● **EXERCISE**
Find and copy every line in the records that includes the string "JSON".

** start RAW RECORDS **

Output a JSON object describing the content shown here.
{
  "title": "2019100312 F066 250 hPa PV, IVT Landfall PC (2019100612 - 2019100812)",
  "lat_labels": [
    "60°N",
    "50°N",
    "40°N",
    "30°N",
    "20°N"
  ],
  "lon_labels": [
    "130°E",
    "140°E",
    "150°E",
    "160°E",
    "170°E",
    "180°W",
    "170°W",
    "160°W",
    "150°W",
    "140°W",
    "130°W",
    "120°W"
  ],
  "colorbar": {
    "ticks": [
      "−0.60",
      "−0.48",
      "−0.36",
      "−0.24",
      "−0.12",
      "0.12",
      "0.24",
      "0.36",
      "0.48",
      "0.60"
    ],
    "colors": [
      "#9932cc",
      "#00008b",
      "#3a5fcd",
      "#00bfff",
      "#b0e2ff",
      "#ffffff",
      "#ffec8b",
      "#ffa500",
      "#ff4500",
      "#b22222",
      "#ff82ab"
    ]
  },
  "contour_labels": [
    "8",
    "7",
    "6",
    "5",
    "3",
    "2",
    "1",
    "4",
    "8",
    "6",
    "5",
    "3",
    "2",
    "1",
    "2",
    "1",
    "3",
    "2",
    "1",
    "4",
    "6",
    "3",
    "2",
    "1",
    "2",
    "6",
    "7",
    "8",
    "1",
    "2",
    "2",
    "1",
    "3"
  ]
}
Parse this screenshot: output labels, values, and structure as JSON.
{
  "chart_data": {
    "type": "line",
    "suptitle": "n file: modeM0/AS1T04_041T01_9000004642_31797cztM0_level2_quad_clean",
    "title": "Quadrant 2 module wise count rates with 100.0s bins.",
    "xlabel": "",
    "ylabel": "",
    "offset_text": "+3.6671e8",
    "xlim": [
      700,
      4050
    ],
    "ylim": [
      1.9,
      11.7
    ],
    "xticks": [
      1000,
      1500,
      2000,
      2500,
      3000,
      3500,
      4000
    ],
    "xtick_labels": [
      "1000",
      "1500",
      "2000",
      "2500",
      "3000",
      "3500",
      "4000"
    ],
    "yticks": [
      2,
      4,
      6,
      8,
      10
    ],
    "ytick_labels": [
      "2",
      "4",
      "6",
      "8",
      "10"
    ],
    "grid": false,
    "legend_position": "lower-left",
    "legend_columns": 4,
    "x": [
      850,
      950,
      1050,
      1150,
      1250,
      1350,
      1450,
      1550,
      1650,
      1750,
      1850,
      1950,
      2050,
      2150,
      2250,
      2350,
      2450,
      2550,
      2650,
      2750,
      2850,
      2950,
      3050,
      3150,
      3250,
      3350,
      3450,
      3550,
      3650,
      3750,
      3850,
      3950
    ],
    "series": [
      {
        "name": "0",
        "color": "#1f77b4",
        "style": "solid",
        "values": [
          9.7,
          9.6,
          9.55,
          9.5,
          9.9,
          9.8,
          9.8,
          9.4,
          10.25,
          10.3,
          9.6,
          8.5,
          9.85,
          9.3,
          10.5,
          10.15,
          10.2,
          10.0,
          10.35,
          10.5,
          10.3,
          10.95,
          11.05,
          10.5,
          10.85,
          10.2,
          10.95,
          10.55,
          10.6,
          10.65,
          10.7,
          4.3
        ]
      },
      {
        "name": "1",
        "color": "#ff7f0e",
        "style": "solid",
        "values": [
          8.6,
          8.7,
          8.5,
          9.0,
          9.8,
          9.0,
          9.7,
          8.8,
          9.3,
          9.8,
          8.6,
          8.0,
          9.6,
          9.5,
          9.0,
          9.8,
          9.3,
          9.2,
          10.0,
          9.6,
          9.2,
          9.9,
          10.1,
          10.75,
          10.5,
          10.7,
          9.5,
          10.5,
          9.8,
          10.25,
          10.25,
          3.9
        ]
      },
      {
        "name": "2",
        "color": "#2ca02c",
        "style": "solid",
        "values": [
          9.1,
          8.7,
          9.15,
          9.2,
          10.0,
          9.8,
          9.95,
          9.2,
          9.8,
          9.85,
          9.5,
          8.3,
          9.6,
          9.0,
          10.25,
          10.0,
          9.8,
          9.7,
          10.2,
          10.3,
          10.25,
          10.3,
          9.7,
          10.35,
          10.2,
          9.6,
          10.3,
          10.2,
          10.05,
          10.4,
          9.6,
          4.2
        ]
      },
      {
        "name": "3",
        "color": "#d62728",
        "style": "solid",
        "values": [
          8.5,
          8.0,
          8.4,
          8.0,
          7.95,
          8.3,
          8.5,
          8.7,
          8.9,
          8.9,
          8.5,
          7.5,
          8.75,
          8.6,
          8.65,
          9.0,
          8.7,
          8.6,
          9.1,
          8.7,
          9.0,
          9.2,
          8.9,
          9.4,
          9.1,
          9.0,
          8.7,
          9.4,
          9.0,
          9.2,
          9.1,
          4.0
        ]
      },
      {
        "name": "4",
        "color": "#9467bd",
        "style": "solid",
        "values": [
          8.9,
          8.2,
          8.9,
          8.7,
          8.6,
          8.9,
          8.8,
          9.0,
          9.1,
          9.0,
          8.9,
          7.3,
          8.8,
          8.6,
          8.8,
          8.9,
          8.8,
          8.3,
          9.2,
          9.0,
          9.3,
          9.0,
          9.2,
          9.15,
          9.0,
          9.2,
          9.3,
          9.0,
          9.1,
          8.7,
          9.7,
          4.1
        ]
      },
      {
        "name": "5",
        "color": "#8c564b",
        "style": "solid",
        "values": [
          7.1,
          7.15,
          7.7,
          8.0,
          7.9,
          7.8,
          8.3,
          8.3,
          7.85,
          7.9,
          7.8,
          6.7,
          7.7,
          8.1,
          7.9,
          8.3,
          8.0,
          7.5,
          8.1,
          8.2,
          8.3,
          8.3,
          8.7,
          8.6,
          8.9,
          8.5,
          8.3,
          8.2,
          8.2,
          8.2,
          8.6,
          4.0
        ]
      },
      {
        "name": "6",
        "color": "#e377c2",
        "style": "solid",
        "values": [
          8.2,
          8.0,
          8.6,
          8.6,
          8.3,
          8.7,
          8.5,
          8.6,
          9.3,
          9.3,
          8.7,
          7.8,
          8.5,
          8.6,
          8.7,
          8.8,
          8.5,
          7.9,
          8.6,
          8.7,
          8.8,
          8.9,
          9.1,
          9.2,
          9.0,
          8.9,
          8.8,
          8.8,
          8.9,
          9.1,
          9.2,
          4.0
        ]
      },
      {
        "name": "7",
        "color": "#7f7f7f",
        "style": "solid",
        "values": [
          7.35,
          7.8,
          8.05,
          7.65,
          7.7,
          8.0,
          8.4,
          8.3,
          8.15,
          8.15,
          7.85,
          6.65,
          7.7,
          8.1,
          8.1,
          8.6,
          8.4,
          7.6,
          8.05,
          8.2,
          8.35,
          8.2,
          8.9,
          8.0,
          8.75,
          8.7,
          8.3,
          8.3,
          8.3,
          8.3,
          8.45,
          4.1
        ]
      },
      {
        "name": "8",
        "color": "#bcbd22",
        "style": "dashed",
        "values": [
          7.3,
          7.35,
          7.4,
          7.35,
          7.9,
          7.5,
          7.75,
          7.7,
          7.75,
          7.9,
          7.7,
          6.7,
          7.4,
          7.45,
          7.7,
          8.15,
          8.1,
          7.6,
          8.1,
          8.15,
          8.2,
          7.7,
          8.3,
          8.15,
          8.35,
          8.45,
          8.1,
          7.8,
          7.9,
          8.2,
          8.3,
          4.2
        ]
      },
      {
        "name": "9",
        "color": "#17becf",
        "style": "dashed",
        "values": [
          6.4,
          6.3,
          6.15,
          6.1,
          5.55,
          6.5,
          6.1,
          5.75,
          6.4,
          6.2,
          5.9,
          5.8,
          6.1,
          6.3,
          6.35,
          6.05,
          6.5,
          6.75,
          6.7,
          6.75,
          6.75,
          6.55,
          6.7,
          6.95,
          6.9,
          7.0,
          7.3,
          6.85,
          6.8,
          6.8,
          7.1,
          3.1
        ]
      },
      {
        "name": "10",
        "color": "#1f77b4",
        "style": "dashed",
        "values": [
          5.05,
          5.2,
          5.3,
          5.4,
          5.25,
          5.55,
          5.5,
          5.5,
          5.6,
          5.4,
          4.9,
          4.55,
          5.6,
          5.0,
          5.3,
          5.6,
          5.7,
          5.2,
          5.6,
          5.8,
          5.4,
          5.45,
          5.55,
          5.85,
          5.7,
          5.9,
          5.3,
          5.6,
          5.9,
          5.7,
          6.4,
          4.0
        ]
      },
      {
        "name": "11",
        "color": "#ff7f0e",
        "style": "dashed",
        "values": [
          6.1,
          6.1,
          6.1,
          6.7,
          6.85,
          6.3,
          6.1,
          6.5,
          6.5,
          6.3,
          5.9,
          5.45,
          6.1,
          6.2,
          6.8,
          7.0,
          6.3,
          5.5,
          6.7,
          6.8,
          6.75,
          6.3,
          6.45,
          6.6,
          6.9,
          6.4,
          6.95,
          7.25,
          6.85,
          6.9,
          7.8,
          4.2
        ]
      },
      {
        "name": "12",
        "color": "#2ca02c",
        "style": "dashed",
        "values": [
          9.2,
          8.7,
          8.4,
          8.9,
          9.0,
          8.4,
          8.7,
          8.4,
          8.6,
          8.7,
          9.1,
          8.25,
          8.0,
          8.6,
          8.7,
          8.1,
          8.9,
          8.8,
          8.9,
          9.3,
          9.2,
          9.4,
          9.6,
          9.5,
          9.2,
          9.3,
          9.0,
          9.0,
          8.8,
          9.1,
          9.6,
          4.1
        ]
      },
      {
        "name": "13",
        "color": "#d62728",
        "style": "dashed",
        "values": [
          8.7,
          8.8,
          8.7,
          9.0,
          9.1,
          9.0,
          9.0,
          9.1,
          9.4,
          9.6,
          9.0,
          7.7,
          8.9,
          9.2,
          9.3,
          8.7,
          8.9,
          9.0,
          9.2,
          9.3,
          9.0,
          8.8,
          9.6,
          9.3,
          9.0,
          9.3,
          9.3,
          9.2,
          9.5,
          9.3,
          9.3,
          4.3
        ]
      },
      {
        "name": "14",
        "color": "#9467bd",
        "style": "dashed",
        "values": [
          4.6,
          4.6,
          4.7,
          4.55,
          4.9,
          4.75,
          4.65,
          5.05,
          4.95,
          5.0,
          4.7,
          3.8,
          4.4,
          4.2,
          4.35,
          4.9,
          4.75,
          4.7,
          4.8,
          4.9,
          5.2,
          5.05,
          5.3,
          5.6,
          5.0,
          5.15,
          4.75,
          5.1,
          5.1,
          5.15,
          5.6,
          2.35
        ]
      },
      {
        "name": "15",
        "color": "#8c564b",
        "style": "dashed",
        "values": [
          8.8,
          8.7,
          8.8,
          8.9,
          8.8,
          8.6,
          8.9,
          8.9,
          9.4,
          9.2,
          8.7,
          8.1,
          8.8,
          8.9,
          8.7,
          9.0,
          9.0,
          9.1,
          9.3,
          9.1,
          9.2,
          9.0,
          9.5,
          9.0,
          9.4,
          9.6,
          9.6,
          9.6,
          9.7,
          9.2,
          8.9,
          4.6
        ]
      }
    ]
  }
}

** end RAW RECORDS **
** start RAW RECORDS **

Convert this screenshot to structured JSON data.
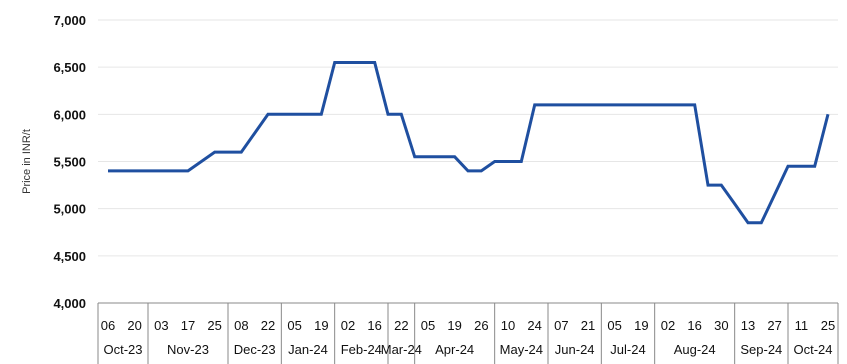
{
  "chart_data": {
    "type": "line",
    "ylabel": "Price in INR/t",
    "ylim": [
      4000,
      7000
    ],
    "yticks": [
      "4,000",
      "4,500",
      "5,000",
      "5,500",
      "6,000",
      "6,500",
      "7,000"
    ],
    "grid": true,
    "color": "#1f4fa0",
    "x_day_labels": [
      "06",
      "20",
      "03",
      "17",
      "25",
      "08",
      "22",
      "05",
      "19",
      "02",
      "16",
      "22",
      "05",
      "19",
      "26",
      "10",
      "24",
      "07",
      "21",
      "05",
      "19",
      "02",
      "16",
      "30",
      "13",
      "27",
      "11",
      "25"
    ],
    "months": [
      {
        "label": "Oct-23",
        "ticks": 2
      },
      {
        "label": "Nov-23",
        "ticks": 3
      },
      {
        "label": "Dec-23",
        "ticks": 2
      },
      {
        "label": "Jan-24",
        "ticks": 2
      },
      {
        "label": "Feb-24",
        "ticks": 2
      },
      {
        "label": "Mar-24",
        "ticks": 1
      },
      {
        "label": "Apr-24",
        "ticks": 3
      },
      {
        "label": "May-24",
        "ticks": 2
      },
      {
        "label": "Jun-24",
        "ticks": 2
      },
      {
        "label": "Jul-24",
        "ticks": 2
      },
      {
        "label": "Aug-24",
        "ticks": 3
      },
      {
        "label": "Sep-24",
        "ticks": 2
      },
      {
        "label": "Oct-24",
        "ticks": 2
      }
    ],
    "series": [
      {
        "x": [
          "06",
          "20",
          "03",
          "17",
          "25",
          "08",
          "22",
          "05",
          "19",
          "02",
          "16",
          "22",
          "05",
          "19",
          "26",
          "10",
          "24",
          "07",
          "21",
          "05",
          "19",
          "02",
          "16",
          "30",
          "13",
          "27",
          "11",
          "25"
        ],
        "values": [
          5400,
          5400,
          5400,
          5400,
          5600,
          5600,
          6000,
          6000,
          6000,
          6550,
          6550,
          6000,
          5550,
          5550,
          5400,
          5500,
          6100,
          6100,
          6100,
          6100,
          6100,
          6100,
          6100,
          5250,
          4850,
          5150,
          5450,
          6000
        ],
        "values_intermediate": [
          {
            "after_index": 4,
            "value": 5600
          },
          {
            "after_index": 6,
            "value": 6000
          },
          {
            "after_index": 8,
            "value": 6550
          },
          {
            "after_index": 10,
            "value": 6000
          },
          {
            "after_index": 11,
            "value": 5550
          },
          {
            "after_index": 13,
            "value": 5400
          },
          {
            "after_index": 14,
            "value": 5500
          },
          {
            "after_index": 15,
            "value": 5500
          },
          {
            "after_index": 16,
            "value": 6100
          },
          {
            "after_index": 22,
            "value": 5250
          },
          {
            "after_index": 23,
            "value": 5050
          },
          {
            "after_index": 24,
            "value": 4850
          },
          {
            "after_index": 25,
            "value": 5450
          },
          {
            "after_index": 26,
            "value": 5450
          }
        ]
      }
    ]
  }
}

** end RAW RECORDS **
** start RAW RECORDS **

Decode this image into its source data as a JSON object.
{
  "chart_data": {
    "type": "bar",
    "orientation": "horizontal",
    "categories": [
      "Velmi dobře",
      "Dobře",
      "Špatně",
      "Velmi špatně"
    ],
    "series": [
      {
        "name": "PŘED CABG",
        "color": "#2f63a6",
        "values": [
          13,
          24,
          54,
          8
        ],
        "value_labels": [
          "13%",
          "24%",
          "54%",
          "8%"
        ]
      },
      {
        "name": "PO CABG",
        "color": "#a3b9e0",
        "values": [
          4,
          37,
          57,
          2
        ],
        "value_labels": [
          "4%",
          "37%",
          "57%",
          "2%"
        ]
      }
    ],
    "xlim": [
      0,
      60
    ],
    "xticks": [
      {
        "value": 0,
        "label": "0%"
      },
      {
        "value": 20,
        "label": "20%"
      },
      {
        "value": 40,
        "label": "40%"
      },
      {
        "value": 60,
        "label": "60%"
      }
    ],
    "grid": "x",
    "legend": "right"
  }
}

** end RAW RECORDS **

● **RESULT OF THE TASK**
Output a JSON object describing the content shown here.
Parse this screenshot: output labels, values, and structure as JSON.
Convert this screenshot to structured JSON data.
Decode this image into its source data as a JSON object.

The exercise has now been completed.